▶ [Directions]:
Work out how many lines of the data hold the string "series", and reply with that number alone.

▶ [Provided records]:
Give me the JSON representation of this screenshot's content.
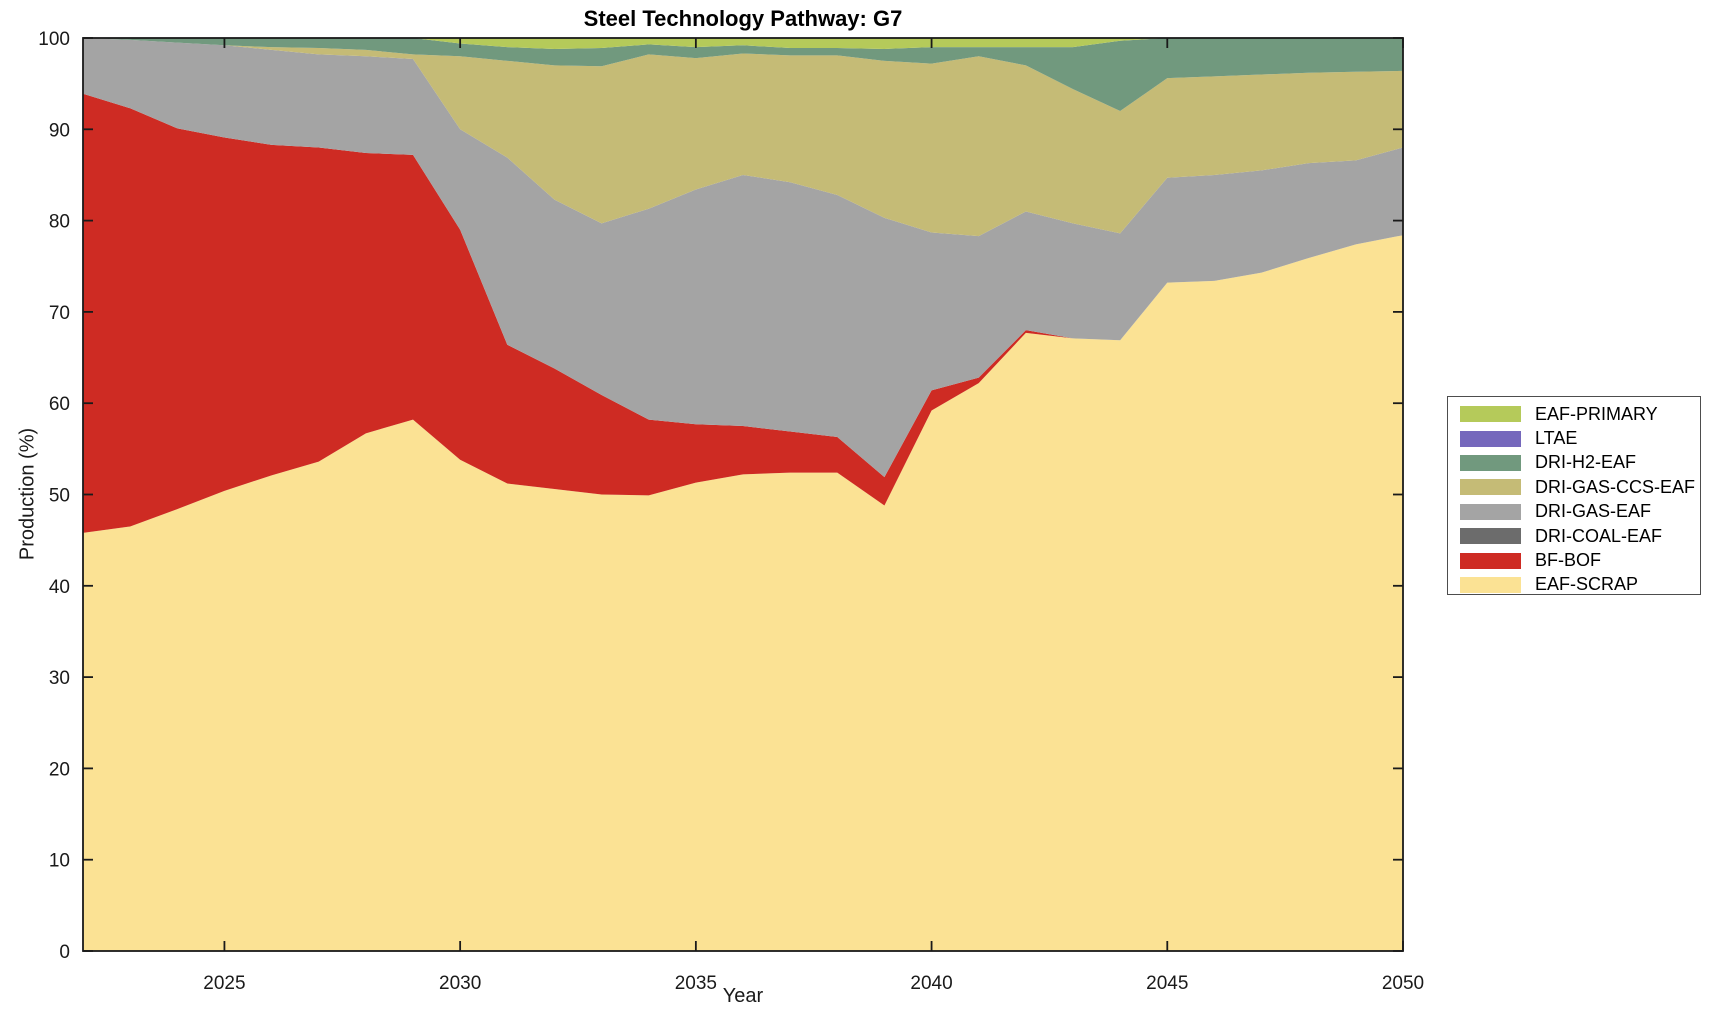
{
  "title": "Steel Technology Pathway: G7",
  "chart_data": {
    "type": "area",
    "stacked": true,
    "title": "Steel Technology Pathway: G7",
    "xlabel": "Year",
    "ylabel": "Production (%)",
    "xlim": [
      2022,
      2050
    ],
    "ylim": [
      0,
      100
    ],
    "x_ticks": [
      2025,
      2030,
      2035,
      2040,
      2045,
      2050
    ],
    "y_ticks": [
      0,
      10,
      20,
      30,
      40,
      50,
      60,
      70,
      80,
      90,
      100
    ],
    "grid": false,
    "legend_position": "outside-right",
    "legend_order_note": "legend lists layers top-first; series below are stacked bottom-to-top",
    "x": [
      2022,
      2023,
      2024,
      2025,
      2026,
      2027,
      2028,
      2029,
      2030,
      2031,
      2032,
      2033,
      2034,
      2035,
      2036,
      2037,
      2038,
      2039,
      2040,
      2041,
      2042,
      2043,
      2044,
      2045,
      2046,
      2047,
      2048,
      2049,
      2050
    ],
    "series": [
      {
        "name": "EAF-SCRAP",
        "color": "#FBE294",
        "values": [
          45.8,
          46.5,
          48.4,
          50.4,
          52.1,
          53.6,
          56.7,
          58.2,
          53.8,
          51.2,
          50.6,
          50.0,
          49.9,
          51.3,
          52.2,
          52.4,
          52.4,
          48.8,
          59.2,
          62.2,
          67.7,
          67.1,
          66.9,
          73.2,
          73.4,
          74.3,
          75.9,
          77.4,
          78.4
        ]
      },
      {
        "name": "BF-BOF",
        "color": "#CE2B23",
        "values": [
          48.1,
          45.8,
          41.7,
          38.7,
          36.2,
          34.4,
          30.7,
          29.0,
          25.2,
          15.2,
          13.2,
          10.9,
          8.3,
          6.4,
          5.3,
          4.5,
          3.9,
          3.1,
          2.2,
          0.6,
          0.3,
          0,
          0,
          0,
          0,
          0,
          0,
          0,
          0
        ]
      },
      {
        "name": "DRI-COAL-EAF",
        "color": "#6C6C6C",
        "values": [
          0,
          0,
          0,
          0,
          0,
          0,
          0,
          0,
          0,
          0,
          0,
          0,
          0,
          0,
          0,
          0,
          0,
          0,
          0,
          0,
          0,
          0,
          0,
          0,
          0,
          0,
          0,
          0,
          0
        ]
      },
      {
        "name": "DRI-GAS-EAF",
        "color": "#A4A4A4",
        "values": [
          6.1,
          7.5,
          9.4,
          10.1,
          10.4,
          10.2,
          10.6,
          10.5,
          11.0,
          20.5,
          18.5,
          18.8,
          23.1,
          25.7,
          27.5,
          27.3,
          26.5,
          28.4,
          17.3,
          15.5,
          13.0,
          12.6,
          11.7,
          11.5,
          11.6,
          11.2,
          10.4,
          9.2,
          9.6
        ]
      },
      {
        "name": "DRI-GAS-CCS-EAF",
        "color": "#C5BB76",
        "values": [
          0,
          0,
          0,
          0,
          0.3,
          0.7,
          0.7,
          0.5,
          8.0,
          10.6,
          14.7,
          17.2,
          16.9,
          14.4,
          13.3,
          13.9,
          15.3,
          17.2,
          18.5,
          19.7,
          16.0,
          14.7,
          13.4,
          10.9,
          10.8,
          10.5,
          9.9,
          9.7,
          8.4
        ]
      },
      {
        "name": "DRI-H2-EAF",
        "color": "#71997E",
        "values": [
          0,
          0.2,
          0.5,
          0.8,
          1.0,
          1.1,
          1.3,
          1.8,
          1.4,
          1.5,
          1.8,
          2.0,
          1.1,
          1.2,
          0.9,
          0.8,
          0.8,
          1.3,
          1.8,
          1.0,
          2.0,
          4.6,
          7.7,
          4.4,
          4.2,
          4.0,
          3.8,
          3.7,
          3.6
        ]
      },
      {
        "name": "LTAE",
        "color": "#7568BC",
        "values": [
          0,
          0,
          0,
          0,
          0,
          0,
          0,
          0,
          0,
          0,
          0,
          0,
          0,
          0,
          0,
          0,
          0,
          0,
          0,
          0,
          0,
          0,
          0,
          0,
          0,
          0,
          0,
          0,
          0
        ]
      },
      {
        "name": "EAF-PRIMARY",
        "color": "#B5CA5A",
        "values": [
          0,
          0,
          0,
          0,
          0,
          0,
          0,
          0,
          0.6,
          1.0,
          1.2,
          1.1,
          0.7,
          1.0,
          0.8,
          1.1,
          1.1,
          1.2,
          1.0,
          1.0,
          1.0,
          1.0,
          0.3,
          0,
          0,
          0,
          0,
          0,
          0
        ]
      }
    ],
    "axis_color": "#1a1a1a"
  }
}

▶ [Written response]:
2